■ Problem requirements: Can you find the lines of the listing that include "text" and copy every one?

BEGIN

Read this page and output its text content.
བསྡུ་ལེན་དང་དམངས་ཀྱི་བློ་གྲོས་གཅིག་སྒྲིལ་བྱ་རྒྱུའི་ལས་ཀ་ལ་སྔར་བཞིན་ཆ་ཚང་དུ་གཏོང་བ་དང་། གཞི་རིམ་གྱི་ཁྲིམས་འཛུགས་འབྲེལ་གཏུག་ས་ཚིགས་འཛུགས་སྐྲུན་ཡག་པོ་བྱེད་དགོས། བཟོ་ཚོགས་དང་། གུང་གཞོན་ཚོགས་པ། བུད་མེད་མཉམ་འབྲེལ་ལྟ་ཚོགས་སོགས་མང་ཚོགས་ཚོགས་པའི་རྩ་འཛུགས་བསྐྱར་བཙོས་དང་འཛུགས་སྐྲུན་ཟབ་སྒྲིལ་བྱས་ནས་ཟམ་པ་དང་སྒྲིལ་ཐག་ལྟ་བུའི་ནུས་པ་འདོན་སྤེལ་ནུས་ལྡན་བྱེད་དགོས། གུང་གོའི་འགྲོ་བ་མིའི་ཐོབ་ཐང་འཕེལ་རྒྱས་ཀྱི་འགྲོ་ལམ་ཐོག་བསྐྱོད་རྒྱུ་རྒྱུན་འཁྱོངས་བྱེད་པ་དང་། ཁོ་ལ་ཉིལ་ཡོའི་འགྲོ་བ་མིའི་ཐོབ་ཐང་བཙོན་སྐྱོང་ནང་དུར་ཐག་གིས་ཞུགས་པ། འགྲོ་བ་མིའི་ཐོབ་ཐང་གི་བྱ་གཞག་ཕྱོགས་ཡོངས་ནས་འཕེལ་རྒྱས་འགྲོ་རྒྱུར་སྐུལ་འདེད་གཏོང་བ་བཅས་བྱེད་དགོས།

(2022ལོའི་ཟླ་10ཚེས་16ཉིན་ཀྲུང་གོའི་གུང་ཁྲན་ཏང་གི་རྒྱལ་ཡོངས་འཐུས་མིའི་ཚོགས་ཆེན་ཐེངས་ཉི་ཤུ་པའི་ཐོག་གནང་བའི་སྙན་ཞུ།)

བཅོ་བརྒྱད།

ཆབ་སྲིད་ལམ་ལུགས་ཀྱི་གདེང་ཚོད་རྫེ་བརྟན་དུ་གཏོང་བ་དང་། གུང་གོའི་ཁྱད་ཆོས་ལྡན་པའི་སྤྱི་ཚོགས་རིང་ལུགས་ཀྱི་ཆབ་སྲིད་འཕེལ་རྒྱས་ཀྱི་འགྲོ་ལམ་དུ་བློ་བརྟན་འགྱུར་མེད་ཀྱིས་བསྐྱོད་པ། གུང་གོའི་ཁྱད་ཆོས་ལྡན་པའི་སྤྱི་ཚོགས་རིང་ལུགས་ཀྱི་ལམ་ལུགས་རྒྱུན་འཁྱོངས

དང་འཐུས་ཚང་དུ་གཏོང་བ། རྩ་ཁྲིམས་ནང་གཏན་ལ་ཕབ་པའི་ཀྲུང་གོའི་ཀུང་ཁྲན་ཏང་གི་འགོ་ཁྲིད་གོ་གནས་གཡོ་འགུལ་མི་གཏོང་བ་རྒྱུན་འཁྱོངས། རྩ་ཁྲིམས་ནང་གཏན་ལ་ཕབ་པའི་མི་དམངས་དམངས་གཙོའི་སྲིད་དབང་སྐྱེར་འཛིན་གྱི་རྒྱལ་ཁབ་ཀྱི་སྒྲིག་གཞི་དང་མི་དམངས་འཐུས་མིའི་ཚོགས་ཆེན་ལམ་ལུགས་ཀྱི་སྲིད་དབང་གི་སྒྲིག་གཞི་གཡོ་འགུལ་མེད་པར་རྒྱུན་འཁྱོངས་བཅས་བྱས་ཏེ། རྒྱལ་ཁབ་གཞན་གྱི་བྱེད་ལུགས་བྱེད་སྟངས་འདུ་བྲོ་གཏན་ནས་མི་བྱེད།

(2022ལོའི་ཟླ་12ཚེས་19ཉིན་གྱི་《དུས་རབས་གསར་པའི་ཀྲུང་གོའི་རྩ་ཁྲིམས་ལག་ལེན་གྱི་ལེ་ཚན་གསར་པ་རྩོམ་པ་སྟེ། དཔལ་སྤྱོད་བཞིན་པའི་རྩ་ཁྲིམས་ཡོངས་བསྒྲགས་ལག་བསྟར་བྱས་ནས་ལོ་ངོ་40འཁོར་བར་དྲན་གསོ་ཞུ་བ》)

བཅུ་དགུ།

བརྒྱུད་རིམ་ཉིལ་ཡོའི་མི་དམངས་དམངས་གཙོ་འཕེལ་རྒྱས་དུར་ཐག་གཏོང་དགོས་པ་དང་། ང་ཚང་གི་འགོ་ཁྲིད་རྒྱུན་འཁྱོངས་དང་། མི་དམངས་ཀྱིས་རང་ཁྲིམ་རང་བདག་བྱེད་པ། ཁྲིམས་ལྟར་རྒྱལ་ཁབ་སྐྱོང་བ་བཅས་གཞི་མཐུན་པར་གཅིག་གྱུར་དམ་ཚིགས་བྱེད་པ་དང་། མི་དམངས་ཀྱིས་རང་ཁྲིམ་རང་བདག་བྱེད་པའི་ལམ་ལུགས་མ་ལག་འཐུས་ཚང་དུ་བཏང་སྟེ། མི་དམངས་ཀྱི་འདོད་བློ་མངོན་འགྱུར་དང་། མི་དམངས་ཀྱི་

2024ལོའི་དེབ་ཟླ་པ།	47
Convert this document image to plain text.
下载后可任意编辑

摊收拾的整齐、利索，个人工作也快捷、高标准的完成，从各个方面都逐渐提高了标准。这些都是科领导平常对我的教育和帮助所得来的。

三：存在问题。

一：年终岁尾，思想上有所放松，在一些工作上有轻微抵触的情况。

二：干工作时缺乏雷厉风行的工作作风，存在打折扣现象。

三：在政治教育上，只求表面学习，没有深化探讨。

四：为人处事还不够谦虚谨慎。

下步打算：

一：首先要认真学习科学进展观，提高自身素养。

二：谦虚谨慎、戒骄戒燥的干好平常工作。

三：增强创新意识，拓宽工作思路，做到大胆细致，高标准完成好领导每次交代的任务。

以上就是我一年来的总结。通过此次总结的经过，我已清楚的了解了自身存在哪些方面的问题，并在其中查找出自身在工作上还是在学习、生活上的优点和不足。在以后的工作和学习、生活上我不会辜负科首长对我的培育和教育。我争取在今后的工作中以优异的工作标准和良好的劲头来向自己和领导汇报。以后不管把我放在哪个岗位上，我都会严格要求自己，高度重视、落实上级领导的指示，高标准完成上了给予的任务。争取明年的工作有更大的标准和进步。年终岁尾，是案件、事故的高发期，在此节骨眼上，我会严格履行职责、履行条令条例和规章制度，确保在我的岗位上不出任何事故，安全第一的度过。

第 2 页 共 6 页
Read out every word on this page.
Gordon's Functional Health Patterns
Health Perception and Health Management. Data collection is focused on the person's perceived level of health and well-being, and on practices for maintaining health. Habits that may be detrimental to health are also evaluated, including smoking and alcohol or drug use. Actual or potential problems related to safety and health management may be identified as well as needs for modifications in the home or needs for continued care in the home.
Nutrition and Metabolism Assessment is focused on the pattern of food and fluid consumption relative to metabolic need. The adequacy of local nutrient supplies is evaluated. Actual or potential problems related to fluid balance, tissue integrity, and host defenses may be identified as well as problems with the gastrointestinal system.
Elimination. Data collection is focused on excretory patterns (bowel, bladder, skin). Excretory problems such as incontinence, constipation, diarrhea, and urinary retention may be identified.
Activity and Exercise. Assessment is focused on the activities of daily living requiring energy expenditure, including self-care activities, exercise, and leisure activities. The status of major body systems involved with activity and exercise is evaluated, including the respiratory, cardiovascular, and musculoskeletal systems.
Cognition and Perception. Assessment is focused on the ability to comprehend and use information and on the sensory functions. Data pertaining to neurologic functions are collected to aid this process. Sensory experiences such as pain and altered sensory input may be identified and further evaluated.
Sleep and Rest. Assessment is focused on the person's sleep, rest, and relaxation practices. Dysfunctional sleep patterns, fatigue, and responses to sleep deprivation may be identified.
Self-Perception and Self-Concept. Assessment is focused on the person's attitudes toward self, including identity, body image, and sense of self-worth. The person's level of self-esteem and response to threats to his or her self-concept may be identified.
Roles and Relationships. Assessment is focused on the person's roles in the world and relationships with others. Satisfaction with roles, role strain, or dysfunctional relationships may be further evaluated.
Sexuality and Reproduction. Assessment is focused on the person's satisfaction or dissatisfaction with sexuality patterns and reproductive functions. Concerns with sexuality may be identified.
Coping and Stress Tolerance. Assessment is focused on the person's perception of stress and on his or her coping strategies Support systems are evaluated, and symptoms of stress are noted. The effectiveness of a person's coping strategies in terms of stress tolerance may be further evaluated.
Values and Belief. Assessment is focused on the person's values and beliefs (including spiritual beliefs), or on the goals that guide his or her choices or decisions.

END

■ Final result:
Read this page and output its text content.
Convert this document image to plain text.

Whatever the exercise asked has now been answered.